[BEGIN DATA EXTRACT]
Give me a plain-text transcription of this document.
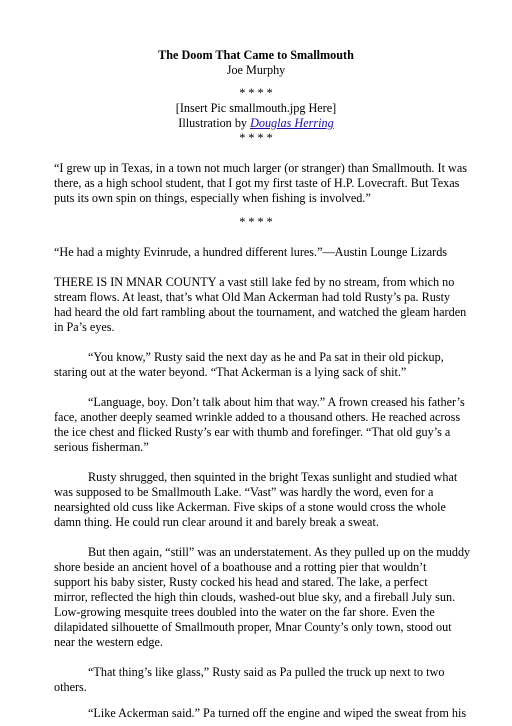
The Doom That Came to Smallmouth
Joe Murphy
* * * *
[Insert Pic smallmouth.jpg Here]
Illustration by Douglas Herring
* * * *
“I grew up in Texas, in a town not much larger (or stranger) than Smallmouth. It was
there, as a high school student, that I got my first taste of H.P. Lovecraft. But Texas
puts its own spin on things, especially when fishing is involved.”
* * * *
“He had a mighty Evinrude, a hundred different lures.”—Austin Lounge Lizards
THERE IS IN MNAR COUNTY a vast still lake fed by no stream, from which no
stream flows. At least, that’s what Old Man Ackerman had told Rusty’s pa. Rusty
had heard the old fart rambling about the tournament, and watched the gleam harden
in Pa’s eyes.
“You know,” Rusty said the next day as he and Pa sat in their old pickup,
staring out at the water beyond. “That Ackerman is a lying sack of shit.”
“Language, boy. Don’t talk about him that way.” A frown creased his father’s
face, another deeply seamed wrinkle added to a thousand others. He reached across
the ice chest and flicked Rusty’s ear with thumb and forefinger. “That old guy’s a
serious fisherman.”
Rusty shrugged, then squinted in the bright Texas sunlight and studied what
was supposed to be Smallmouth Lake. “Vast” was hardly the word, even for a
nearsighted old cuss like Ackerman. Five skips of a stone would cross the whole
damn thing. He could run clear around it and barely break a sweat.
But then again, “still” was an understatement. As they pulled up on the muddy
shore beside an ancient hovel of a boathouse and a rotting pier that wouldn’t
support his baby sister, Rusty cocked his head and stared. The lake, a perfect
mirror, reflected the high thin clouds, washed-out blue sky, and a fireball July sun.
Low-growing mesquite trees doubled into the water on the far shore. Even the
dilapidated silhouette of Smallmouth proper, Mnar County’s only town, stood out
near the western edge.
“That thing’s like glass,” Rusty said as Pa pulled the truck up next to two
others.
“Like Ackerman said.” Pa turned off the engine and wiped the sweat from his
[END DATA EXTRACT]
SHORT EXERCISE —
Return the entries unchanged, save for the pictures, which do not belong in the copy.

TASK SOLUTION —
Give me a plain-text transcription of this document.
The Doom That Came to Smallmouth
Joe Murphy
* * * *
[Insert Pic smallmouth.jpg Here]
Illustration by Douglas Herring
* * * *
“I grew up in Texas, in a town not much larger (or stranger) than Smallmouth. It was
there, as a high school student, that I got my first taste of H.P. Lovecraft. But Texas
puts its own spin on things, especially when fishing is involved.”
* * * *
“He had a mighty Evinrude, a hundred different lures.”—Austin Lounge Lizards
THERE IS IN MNAR COUNTY a vast still lake fed by no stream, from which no
stream flows. At least, that’s what Old Man Ackerman had told Rusty’s pa. Rusty
had heard the old fart rambling about the tournament, and watched the gleam harden
in Pa’s eyes.
“You know,” Rusty said the next day as he and Pa sat in their old pickup,
staring out at the water beyond. “That Ackerman is a lying sack of shit.”
“Language, boy. Don’t talk about him that way.” A frown creased his father’s
face, another deeply seamed wrinkle added to a thousand others. He reached across
the ice chest and flicked Rusty’s ear with thumb and forefinger. “That old guy’s a
serious fisherman.”
Rusty shrugged, then squinted in the bright Texas sunlight and studied what
was supposed to be Smallmouth Lake. “Vast” was hardly the word, even for a
nearsighted old cuss like Ackerman. Five skips of a stone would cross the whole
damn thing. He could run clear around it and barely break a sweat.
But then again, “still” was an understatement. As they pulled up on the muddy
shore beside an ancient hovel of a boathouse and a rotting pier that wouldn’t
support his baby sister, Rusty cocked his head and stared. The lake, a perfect
mirror, reflected the high thin clouds, washed-out blue sky, and a fireball July sun.
Low-growing mesquite trees doubled into the water on the far shore. Even the
dilapidated silhouette of Smallmouth proper, Mnar County’s only town, stood out
near the western edge.
“That thing’s like glass,” Rusty said as Pa pulled the truck up next to two
others.
“Like Ackerman said.” Pa turned off the engine and wiped the sweat from his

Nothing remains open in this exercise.